[Excerpts from a figure dataset]
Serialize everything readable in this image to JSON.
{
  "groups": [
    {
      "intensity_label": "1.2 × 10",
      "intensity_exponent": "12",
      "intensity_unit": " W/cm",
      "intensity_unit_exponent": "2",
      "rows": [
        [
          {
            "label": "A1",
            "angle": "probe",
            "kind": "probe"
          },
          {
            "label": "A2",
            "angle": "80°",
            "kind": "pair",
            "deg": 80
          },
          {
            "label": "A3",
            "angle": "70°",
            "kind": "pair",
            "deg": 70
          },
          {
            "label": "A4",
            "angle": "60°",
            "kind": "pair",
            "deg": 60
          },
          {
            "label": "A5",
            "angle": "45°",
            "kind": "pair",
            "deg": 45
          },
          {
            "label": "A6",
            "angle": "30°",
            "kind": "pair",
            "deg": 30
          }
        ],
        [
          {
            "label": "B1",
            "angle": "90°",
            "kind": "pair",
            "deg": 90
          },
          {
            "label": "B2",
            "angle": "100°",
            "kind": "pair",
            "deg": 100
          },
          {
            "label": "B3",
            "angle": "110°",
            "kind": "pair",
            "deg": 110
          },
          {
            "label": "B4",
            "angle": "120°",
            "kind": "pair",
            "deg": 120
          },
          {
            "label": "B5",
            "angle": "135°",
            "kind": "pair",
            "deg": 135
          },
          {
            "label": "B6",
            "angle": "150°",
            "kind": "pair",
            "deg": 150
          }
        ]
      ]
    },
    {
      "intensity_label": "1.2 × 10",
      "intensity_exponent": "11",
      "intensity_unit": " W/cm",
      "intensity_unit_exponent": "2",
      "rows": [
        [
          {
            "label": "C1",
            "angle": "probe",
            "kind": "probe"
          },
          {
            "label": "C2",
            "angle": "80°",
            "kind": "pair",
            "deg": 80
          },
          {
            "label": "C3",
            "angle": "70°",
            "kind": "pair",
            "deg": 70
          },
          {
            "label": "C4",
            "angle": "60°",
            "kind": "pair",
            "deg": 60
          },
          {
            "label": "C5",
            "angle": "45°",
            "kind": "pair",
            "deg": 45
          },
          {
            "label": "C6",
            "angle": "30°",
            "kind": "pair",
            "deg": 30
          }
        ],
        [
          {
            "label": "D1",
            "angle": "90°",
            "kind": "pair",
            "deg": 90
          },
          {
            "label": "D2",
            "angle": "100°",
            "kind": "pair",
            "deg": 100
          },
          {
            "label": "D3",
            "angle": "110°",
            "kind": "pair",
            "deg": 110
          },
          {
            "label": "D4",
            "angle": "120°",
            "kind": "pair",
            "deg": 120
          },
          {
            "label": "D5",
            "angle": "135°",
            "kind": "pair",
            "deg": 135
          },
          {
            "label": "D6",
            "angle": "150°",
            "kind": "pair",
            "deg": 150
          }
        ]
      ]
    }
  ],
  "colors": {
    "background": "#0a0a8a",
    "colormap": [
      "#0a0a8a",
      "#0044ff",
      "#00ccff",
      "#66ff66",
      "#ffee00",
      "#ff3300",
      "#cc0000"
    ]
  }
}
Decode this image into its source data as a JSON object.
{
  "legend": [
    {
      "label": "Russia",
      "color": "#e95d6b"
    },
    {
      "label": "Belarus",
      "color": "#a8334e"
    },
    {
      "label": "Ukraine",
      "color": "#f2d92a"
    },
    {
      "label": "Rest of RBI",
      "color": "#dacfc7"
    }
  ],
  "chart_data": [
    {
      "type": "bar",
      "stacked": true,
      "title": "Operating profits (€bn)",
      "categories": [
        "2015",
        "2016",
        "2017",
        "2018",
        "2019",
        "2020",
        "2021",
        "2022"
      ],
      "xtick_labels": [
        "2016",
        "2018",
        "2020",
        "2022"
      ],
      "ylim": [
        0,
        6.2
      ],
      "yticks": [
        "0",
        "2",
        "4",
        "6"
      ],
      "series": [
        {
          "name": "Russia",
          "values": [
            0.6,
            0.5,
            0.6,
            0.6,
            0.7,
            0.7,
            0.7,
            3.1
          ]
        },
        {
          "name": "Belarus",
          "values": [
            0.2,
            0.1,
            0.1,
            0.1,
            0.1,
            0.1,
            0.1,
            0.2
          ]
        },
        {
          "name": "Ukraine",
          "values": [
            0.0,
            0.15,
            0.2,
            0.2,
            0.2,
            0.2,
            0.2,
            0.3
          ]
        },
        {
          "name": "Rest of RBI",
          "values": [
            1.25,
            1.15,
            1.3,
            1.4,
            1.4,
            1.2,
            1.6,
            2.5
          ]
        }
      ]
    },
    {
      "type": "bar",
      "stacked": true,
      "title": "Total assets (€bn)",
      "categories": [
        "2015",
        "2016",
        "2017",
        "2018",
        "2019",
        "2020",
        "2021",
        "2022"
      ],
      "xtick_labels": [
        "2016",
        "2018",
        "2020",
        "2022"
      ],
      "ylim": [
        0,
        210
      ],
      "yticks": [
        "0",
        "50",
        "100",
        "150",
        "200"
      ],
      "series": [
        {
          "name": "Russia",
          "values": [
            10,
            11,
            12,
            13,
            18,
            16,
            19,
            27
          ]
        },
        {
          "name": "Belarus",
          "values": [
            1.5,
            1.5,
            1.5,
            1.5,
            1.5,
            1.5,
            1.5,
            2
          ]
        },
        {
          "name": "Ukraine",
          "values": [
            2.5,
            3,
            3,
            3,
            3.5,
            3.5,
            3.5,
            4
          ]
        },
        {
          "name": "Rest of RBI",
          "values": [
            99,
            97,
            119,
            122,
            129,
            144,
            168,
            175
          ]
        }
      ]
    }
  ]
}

Exercise description: Exactly as shown, repeat every record.

Solved problem:
Serialize everything readable in this image to JSON.
{
  "groups": [
    {
      "intensity_label": "1.2 × 10",
      "intensity_exponent": "12",
      "intensity_unit": " W/cm",
      "intensity_unit_exponent": "2",
      "rows": [
        [
          {
            "label": "A1",
            "angle": "probe",
            "kind": "probe"
          },
          {
            "label": "A2",
            "angle": "80°",
            "kind": "pair",
            "deg": 80
          },
          {
            "label": "A3",
            "angle": "70°",
            "kind": "pair",
            "deg": 70
          },
          {
            "label": "A4",
            "angle": "60°",
            "kind": "pair",
            "deg": 60
          },
          {
            "label": "A5",
            "angle": "45°",
            "kind": "pair",
            "deg": 45
          },
          {
            "label": "A6",
            "angle": "30°",
            "kind": "pair",
            "deg": 30
          }
        ],
        [
          {
            "label": "B1",
            "angle": "90°",
            "kind": "pair",
            "deg": 90
          },
          {
            "label": "B2",
            "angle": "100°",
            "kind": "pair",
            "deg": 100
          },
          {
            "label": "B3",
            "angle": "110°",
            "kind": "pair",
            "deg": 110
          },
          {
            "label": "B4",
            "angle": "120°",
            "kind": "pair",
            "deg": 120
          },
          {
            "label": "B5",
            "angle": "135°",
            "kind": "pair",
            "deg": 135
          },
          {
            "label": "B6",
            "angle": "150°",
            "kind": "pair",
            "deg": 150
          }
        ]
      ]
    },
    {
      "intensity_label": "1.2 × 10",
      "intensity_exponent": "11",
      "intensity_unit": " W/cm",
      "intensity_unit_exponent": "2",
      "rows": [
        [
          {
            "label": "C1",
            "angle": "probe",
            "kind": "probe"
          },
          {
            "label": "C2",
            "angle": "80°",
            "kind": "pair",
            "deg": 80
          },
          {
            "label": "C3",
            "angle": "70°",
            "kind": "pair",
            "deg": 70
          },
          {
            "label": "C4",
            "angle": "60°",
            "kind": "pair",
            "deg": 60
          },
          {
            "label": "C5",
            "angle": "45°",
            "kind": "pair",
            "deg": 45
          },
          {
            "label": "C6",
            "angle": "30°",
            "kind": "pair",
            "deg": 30
          }
        ],
        [
          {
            "label": "D1",
            "angle": "90°",
            "kind": "pair",
            "deg": 90
          },
          {
            "label": "D2",
            "angle": "100°",
            "kind": "pair",
            "deg": 100
          },
          {
            "label": "D3",
            "angle": "110°",
            "kind": "pair",
            "deg": 110
          },
          {
            "label": "D4",
            "angle": "120°",
            "kind": "pair",
            "deg": 120
          },
          {
            "label": "D5",
            "angle": "135°",
            "kind": "pair",
            "deg": 135
          },
          {
            "label": "D6",
            "angle": "150°",
            "kind": "pair",
            "deg": 150
          }
        ]
      ]
    }
  ],
  "colors": {
    "background": "#0a0a8a",
    "colormap": [
      "#0a0a8a",
      "#0044ff",
      "#00ccff",
      "#66ff66",
      "#ffee00",
      "#ff3300",
      "#cc0000"
    ]
  }
}
Decode this image into its source data as a JSON object.
{
  "legend": [
    {
      "label": "Russia",
      "color": "#e95d6b"
    },
    {
      "label": "Belarus",
      "color": "#a8334e"
    },
    {
      "label": "Ukraine",
      "color": "#f2d92a"
    },
    {
      "label": "Rest of RBI",
      "color": "#dacfc7"
    }
  ],
  "chart_data": [
    {
      "type": "bar",
      "stacked": true,
      "title": "Operating profits (€bn)",
      "categories": [
        "2015",
        "2016",
        "2017",
        "2018",
        "2019",
        "2020",
        "2021",
        "2022"
      ],
      "xtick_labels": [
        "2016",
        "2018",
        "2020",
        "2022"
      ],
      "ylim": [
        0,
        6.2
      ],
      "yticks": [
        "0",
        "2",
        "4",
        "6"
      ],
      "series": [
        {
          "name": "Russia",
          "values": [
            0.6,
            0.5,
            0.6,
            0.6,
            0.7,
            0.7,
            0.7,
            3.1
          ]
        },
        {
          "name": "Belarus",
          "values": [
            0.2,
            0.1,
            0.1,
            0.1,
            0.1,
            0.1,
            0.1,
            0.2
          ]
        },
        {
          "name": "Ukraine",
          "values": [
            0.0,
            0.15,
            0.2,
            0.2,
            0.2,
            0.2,
            0.2,
            0.3
          ]
        },
        {
          "name": "Rest of RBI",
          "values": [
            1.25,
            1.15,
            1.3,
            1.4,
            1.4,
            1.2,
            1.6,
            2.5
          ]
        }
      ]
    },
    {
      "type": "bar",
      "stacked": true,
      "title": "Total assets (€bn)",
      "categories": [
        "2015",
        "2016",
        "2017",
        "2018",
        "2019",
        "2020",
        "2021",
        "2022"
      ],
      "xtick_labels": [
        "2016",
        "2018",
        "2020",
        "2022"
      ],
      "ylim": [
        0,
        210
      ],
      "yticks": [
        "0",
        "50",
        "100",
        "150",
        "200"
      ],
      "series": [
        {
          "name": "Russia",
          "values": [
            10,
            11,
            12,
            13,
            18,
            16,
            19,
            27
          ]
        },
        {
          "name": "Belarus",
          "values": [
            1.5,
            1.5,
            1.5,
            1.5,
            1.5,
            1.5,
            1.5,
            2
          ]
        },
        {
          "name": "Ukraine",
          "values": [
            2.5,
            3,
            3,
            3,
            3.5,
            3.5,
            3.5,
            4
          ]
        },
        {
          "name": "Rest of RBI",
          "values": [
            99,
            97,
            119,
            122,
            129,
            144,
            168,
            175
          ]
        }
      ]
    }
  ]
}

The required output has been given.